Source records:

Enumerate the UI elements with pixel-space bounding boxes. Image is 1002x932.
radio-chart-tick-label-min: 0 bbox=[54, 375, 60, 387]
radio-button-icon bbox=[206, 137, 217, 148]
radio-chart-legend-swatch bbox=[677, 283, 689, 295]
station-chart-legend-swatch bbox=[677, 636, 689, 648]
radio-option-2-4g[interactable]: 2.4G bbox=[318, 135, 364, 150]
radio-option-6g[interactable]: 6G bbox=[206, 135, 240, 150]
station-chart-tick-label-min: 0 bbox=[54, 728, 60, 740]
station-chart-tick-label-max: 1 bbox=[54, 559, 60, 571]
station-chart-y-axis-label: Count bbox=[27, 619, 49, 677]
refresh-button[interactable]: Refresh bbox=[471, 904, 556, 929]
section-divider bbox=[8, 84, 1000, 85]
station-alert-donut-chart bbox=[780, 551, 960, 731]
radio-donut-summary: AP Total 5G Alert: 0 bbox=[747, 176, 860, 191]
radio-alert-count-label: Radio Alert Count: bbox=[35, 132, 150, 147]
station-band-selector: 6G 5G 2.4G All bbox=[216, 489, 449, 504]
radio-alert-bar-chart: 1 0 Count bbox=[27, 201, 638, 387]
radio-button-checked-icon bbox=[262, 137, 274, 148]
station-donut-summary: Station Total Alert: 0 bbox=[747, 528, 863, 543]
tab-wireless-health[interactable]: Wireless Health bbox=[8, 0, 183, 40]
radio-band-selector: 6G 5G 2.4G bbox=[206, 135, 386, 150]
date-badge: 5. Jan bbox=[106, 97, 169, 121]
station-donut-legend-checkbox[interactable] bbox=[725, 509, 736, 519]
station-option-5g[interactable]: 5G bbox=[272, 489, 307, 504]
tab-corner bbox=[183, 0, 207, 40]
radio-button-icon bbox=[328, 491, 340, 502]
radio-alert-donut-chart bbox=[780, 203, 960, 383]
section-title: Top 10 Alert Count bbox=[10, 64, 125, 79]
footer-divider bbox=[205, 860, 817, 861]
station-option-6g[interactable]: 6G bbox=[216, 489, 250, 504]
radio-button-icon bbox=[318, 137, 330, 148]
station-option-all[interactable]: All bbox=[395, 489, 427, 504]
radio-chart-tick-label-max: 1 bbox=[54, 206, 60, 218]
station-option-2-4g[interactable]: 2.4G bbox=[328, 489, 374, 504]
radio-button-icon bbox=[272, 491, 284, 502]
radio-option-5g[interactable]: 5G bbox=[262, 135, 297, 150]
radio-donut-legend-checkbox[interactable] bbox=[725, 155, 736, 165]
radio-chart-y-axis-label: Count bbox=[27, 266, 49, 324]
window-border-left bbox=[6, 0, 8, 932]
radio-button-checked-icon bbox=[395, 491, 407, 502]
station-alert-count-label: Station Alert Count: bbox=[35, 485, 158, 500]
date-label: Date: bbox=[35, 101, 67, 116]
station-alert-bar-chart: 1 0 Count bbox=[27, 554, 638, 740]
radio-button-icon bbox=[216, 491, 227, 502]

The task: Reproduce every line of the row above verbatim, keeping the same order.

Answer below:
Enumerate the UI elements with pixel-space bounding boxes. Image is 1002x932.
radio-chart-tick-label-min: 0 bbox=[54, 375, 60, 387]
radio-button-icon bbox=[206, 137, 217, 148]
radio-chart-legend-swatch bbox=[677, 283, 689, 295]
station-chart-legend-swatch bbox=[677, 636, 689, 648]
radio-option-2-4g[interactable]: 2.4G bbox=[318, 135, 364, 150]
radio-option-6g[interactable]: 6G bbox=[206, 135, 240, 150]
station-chart-tick-label-min: 0 bbox=[54, 728, 60, 740]
station-chart-tick-label-max: 1 bbox=[54, 559, 60, 571]
station-chart-y-axis-label: Count bbox=[27, 619, 49, 677]
refresh-button[interactable]: Refresh bbox=[471, 904, 556, 929]
section-divider bbox=[8, 84, 1000, 85]
station-alert-donut-chart bbox=[780, 551, 960, 731]
radio-donut-summary: AP Total 5G Alert: 0 bbox=[747, 176, 860, 191]
radio-alert-count-label: Radio Alert Count: bbox=[35, 132, 150, 147]
station-band-selector: 6G 5G 2.4G All bbox=[216, 489, 449, 504]
radio-alert-bar-chart: 1 0 Count bbox=[27, 201, 638, 387]
radio-button-checked-icon bbox=[262, 137, 274, 148]
station-donut-summary: Station Total Alert: 0 bbox=[747, 528, 863, 543]
tab-wireless-health[interactable]: Wireless Health bbox=[8, 0, 183, 40]
radio-band-selector: 6G 5G 2.4G bbox=[206, 135, 386, 150]
date-badge: 5. Jan bbox=[106, 97, 169, 121]
station-donut-legend-checkbox[interactable] bbox=[725, 509, 736, 519]
station-option-5g[interactable]: 5G bbox=[272, 489, 307, 504]
tab-corner bbox=[183, 0, 207, 40]
radio-button-icon bbox=[328, 491, 340, 502]
radio-alert-donut-chart bbox=[780, 203, 960, 383]
section-title: Top 10 Alert Count bbox=[10, 64, 125, 79]
footer-divider bbox=[205, 860, 817, 861]
station-option-6g[interactable]: 6G bbox=[216, 489, 250, 504]
radio-button-icon bbox=[318, 137, 330, 148]
station-option-all[interactable]: All bbox=[395, 489, 427, 504]
radio-chart-tick-label-max: 1 bbox=[54, 206, 60, 218]
station-option-2-4g[interactable]: 2.4G bbox=[328, 489, 374, 504]
radio-button-icon bbox=[272, 491, 284, 502]
radio-option-5g[interactable]: 5G bbox=[262, 135, 297, 150]
radio-donut-legend-checkbox[interactable] bbox=[725, 155, 736, 165]
radio-chart-y-axis-label: Count bbox=[27, 266, 49, 324]
window-border-left bbox=[6, 0, 8, 932]
radio-button-checked-icon bbox=[395, 491, 407, 502]
station-alert-count-label: Station Alert Count: bbox=[35, 485, 158, 500]
date-label: Date: bbox=[35, 101, 67, 116]
station-alert-bar-chart: 1 0 Count bbox=[27, 554, 638, 740]
radio-button-icon bbox=[216, 491, 227, 502]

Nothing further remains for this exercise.